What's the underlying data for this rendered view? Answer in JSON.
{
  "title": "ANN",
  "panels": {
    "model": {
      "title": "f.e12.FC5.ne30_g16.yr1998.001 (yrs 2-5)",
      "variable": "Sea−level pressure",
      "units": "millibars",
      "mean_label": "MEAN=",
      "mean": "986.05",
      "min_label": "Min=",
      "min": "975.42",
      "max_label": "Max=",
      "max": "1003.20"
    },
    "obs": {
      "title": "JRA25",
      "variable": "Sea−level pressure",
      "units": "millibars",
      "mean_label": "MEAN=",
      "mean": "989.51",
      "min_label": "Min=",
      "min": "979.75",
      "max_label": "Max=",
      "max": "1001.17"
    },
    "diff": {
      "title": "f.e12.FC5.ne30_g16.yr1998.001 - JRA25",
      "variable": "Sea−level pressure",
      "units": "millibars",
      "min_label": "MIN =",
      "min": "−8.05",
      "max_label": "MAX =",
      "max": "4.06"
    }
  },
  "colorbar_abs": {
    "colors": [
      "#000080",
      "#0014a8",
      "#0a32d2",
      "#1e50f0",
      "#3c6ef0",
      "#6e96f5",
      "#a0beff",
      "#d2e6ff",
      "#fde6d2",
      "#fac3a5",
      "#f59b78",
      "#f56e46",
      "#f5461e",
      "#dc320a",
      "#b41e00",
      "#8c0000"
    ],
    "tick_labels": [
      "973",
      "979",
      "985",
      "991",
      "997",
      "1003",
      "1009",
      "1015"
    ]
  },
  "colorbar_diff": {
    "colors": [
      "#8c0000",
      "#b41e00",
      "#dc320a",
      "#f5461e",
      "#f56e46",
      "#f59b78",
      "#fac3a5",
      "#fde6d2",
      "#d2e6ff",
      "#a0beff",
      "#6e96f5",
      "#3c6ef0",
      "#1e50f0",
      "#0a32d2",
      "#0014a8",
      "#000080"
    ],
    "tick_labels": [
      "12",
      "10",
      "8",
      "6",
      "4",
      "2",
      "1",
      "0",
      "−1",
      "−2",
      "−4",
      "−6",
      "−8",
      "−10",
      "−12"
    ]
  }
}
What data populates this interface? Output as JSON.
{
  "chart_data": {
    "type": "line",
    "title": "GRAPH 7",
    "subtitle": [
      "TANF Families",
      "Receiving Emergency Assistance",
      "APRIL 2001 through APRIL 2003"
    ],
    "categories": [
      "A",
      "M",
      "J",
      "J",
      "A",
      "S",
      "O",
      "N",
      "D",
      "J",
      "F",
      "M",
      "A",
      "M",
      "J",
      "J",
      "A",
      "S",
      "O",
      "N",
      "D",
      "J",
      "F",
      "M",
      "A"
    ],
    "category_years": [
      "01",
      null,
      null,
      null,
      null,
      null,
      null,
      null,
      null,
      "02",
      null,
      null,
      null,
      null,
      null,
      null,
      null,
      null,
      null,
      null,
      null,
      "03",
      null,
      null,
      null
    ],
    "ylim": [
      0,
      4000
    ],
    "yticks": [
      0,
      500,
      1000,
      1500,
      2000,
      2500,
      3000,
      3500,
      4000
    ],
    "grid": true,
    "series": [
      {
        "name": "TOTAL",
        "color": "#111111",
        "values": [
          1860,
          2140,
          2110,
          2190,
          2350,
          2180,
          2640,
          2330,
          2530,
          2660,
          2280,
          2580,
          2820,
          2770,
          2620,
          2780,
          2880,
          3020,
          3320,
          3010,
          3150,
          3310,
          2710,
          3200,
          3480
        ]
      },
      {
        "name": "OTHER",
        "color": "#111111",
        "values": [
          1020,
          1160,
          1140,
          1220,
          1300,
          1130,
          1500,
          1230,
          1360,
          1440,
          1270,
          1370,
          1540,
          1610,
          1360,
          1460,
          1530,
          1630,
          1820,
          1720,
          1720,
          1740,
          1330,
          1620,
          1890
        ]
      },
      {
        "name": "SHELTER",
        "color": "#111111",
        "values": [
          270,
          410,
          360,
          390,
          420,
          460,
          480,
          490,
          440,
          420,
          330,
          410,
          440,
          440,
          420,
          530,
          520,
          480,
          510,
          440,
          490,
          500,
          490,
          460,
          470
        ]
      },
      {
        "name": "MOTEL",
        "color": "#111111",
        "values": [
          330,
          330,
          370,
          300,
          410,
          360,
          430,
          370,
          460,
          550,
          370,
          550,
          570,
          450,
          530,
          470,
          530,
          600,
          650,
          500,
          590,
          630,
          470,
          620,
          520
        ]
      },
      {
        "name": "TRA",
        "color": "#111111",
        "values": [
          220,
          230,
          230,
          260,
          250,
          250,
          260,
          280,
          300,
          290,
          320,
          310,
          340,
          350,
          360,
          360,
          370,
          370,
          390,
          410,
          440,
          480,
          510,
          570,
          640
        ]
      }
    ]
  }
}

==*==

[YOUR INSTRUCTIONS] Type out the material again exactly as presented.

[RESPONSE]
What's the underlying data for this rendered view? Answer in JSON.
{
  "title": "ANN",
  "panels": {
    "model": {
      "title": "f.e12.FC5.ne30_g16.yr1998.001 (yrs 2-5)",
      "variable": "Sea−level pressure",
      "units": "millibars",
      "mean_label": "MEAN=",
      "mean": "986.05",
      "min_label": "Min=",
      "min": "975.42",
      "max_label": "Max=",
      "max": "1003.20"
    },
    "obs": {
      "title": "JRA25",
      "variable": "Sea−level pressure",
      "units": "millibars",
      "mean_label": "MEAN=",
      "mean": "989.51",
      "min_label": "Min=",
      "min": "979.75",
      "max_label": "Max=",
      "max": "1001.17"
    },
    "diff": {
      "title": "f.e12.FC5.ne30_g16.yr1998.001 - JRA25",
      "variable": "Sea−level pressure",
      "units": "millibars",
      "min_label": "MIN =",
      "min": "−8.05",
      "max_label": "MAX =",
      "max": "4.06"
    }
  },
  "colorbar_abs": {
    "colors": [
      "#000080",
      "#0014a8",
      "#0a32d2",
      "#1e50f0",
      "#3c6ef0",
      "#6e96f5",
      "#a0beff",
      "#d2e6ff",
      "#fde6d2",
      "#fac3a5",
      "#f59b78",
      "#f56e46",
      "#f5461e",
      "#dc320a",
      "#b41e00",
      "#8c0000"
    ],
    "tick_labels": [
      "973",
      "979",
      "985",
      "991",
      "997",
      "1003",
      "1009",
      "1015"
    ]
  },
  "colorbar_diff": {
    "colors": [
      "#8c0000",
      "#b41e00",
      "#dc320a",
      "#f5461e",
      "#f56e46",
      "#f59b78",
      "#fac3a5",
      "#fde6d2",
      "#d2e6ff",
      "#a0beff",
      "#6e96f5",
      "#3c6ef0",
      "#1e50f0",
      "#0a32d2",
      "#0014a8",
      "#000080"
    ],
    "tick_labels": [
      "12",
      "10",
      "8",
      "6",
      "4",
      "2",
      "1",
      "0",
      "−1",
      "−2",
      "−4",
      "−6",
      "−8",
      "−10",
      "−12"
    ]
  }
}
What data populates this interface? Output as JSON.
{
  "chart_data": {
    "type": "line",
    "title": "GRAPH 7",
    "subtitle": [
      "TANF Families",
      "Receiving Emergency Assistance",
      "APRIL 2001 through APRIL 2003"
    ],
    "categories": [
      "A",
      "M",
      "J",
      "J",
      "A",
      "S",
      "O",
      "N",
      "D",
      "J",
      "F",
      "M",
      "A",
      "M",
      "J",
      "J",
      "A",
      "S",
      "O",
      "N",
      "D",
      "J",
      "F",
      "M",
      "A"
    ],
    "category_years": [
      "01",
      null,
      null,
      null,
      null,
      null,
      null,
      null,
      null,
      "02",
      null,
      null,
      null,
      null,
      null,
      null,
      null,
      null,
      null,
      null,
      null,
      "03",
      null,
      null,
      null
    ],
    "ylim": [
      0,
      4000
    ],
    "yticks": [
      0,
      500,
      1000,
      1500,
      2000,
      2500,
      3000,
      3500,
      4000
    ],
    "grid": true,
    "series": [
      {
        "name": "TOTAL",
        "color": "#111111",
        "values": [
          1860,
          2140,
          2110,
          2190,
          2350,
          2180,
          2640,
          2330,
          2530,
          2660,
          2280,
          2580,
          2820,
          2770,
          2620,
          2780,
          2880,
          3020,
          3320,
          3010,
          3150,
          3310,
          2710,
          3200,
          3480
        ]
      },
      {
        "name": "OTHER",
        "color": "#111111",
        "values": [
          1020,
          1160,
          1140,
          1220,
          1300,
          1130,
          1500,
          1230,
          1360,
          1440,
          1270,
          1370,
          1540,
          1610,
          1360,
          1460,
          1530,
          1630,
          1820,
          1720,
          1720,
          1740,
          1330,
          1620,
          1890
        ]
      },
      {
        "name": "SHELTER",
        "color": "#111111",
        "values": [
          270,
          410,
          360,
          390,
          420,
          460,
          480,
          490,
          440,
          420,
          330,
          410,
          440,
          440,
          420,
          530,
          520,
          480,
          510,
          440,
          490,
          500,
          490,
          460,
          470
        ]
      },
      {
        "name": "MOTEL",
        "color": "#111111",
        "values": [
          330,
          330,
          370,
          300,
          410,
          360,
          430,
          370,
          460,
          550,
          370,
          550,
          570,
          450,
          530,
          470,
          530,
          600,
          650,
          500,
          590,
          630,
          470,
          620,
          520
        ]
      },
      {
        "name": "TRA",
        "color": "#111111",
        "values": [
          220,
          230,
          230,
          260,
          250,
          250,
          260,
          280,
          300,
          290,
          320,
          310,
          340,
          350,
          360,
          360,
          370,
          370,
          390,
          410,
          440,
          480,
          510,
          570,
          640
        ]
      }
    ]
  }
}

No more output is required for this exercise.